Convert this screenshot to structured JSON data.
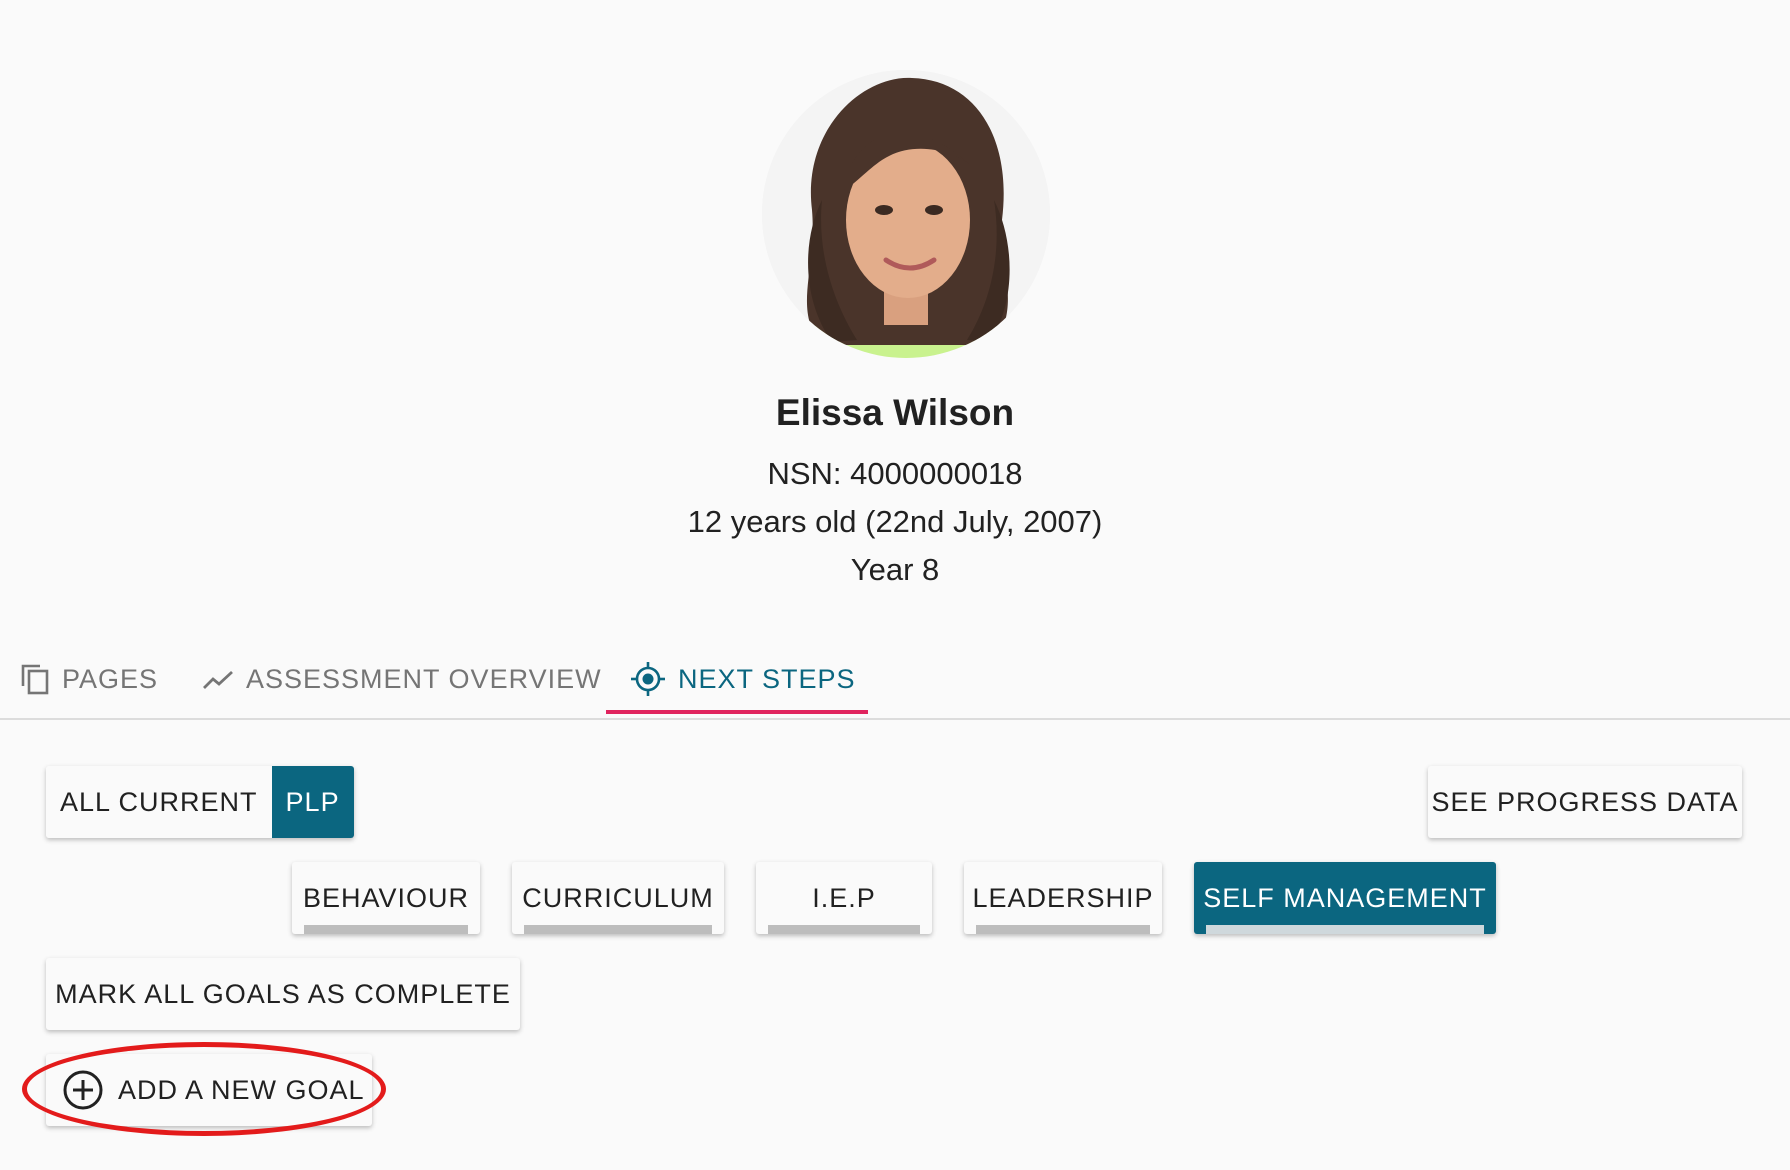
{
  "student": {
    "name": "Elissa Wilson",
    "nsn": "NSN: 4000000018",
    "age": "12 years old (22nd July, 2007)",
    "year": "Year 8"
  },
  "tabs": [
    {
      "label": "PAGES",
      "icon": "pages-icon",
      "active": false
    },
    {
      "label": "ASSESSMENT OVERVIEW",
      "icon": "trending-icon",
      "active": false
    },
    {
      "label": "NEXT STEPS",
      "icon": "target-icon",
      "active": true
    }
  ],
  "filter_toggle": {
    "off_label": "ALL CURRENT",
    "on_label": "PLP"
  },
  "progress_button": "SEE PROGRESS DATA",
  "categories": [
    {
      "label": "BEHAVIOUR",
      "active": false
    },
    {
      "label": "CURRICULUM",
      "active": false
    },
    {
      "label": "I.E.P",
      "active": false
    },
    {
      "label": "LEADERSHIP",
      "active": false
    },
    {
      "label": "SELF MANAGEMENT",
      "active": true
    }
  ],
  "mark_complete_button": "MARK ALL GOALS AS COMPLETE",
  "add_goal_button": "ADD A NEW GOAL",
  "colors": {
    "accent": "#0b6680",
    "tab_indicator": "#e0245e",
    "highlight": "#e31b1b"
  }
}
+-------+
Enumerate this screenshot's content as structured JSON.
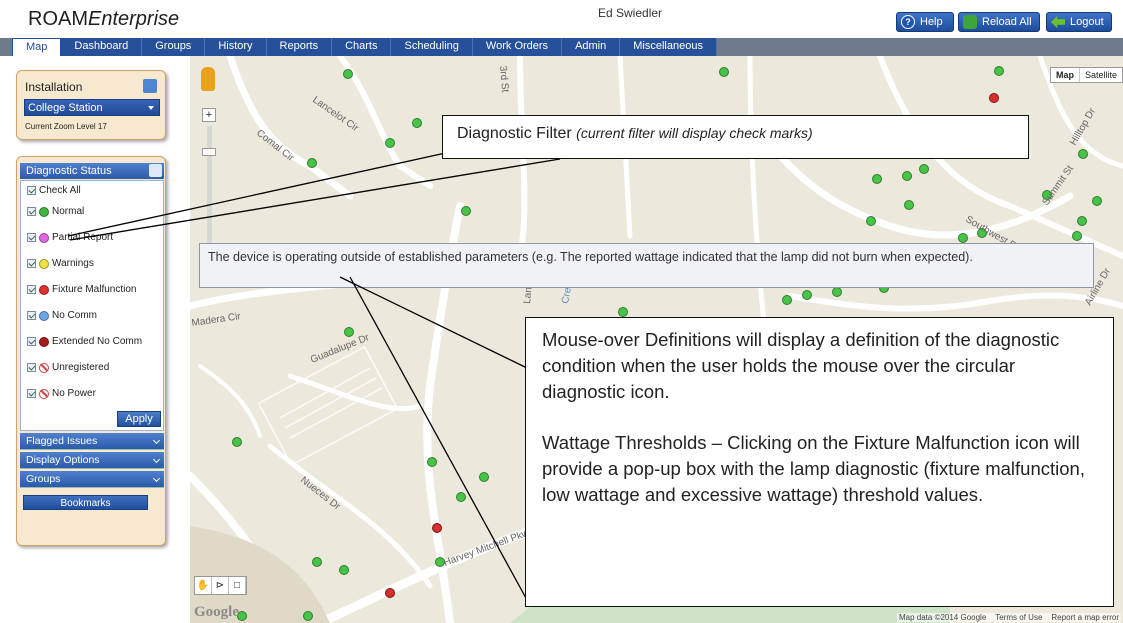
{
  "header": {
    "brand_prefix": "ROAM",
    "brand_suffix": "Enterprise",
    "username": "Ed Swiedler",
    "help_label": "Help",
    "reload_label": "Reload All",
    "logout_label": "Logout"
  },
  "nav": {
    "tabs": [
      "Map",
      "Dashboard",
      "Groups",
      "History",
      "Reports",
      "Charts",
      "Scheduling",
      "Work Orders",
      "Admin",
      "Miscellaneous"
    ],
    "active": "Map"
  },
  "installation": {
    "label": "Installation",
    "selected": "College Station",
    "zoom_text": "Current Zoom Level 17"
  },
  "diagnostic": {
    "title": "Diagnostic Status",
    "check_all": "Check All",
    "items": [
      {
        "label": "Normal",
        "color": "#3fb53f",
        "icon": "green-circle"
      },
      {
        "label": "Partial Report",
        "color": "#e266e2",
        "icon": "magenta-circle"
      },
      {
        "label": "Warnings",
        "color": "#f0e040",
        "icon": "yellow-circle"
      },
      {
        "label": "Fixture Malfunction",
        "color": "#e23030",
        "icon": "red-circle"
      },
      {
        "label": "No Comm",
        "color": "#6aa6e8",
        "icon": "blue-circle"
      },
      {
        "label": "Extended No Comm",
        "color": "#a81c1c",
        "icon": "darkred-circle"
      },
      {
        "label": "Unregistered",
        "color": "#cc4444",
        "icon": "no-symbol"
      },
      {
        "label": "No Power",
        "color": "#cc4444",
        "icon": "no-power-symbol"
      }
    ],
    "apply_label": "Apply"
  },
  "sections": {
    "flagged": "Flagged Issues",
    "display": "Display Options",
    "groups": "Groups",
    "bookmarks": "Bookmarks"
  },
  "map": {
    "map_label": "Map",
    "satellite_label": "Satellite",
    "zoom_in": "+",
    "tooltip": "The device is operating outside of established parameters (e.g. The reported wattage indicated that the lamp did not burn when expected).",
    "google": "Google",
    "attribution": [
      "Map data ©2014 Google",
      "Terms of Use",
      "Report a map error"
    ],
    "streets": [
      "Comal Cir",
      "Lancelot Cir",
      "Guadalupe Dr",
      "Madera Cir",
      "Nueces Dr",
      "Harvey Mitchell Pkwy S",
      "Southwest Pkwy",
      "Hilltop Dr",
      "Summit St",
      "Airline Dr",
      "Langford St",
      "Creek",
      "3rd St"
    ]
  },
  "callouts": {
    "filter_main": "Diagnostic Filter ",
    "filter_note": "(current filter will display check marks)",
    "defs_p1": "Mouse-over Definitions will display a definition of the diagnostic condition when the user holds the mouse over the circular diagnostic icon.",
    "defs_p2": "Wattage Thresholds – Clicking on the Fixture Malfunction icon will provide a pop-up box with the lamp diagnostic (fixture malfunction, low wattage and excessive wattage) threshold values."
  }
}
+-------+
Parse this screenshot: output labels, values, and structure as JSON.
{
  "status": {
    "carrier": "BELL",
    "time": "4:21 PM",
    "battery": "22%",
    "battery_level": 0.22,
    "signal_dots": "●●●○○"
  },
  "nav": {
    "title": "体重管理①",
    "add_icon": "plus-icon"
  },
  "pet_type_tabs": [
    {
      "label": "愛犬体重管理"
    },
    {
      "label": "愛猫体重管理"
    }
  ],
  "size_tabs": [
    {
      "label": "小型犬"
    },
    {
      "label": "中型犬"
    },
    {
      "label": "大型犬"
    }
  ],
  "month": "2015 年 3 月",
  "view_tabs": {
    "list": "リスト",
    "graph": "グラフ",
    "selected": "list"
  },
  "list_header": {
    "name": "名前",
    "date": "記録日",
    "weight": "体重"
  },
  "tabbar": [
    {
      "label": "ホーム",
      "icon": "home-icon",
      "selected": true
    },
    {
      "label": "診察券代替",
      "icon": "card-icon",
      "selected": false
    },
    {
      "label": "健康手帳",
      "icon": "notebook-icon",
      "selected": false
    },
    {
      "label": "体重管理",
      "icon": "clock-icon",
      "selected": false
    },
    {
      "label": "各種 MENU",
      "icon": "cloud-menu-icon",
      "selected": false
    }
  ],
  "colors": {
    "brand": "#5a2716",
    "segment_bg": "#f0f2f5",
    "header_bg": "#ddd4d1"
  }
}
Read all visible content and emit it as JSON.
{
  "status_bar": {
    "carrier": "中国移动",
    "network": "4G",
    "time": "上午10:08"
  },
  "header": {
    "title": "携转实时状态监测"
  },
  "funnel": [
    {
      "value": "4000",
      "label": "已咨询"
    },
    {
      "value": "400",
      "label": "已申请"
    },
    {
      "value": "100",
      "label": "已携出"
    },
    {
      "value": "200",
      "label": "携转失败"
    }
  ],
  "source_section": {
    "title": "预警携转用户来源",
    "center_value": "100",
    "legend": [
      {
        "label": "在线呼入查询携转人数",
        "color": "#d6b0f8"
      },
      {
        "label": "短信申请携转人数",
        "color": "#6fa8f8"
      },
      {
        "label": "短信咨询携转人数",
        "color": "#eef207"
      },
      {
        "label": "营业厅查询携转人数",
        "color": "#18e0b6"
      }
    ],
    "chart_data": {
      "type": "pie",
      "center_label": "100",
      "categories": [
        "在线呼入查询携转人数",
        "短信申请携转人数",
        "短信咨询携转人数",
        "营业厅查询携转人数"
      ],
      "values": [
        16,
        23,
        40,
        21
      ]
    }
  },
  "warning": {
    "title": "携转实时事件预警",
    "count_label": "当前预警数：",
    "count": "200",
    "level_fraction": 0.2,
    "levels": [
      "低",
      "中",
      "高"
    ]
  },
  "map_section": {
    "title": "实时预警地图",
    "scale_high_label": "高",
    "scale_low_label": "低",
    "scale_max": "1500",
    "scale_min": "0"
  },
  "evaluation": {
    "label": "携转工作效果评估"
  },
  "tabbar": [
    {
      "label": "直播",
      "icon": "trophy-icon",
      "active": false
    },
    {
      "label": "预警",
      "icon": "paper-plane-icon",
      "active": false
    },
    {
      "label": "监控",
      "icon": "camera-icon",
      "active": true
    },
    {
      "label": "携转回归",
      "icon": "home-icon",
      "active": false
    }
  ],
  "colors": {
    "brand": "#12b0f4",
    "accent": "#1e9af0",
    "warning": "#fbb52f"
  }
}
+-------+
Goal:
Identify the lines that hold the word "display". Copy every one of them.

Solved problem:
    "display": "Display Options",
    "filter_note": "(current filter will display check marks)",
    "defs_p1": "Mouse-over Definitions will display a definition of the diagnostic condition when the user holds the mouse over the circular diagnostic icon.",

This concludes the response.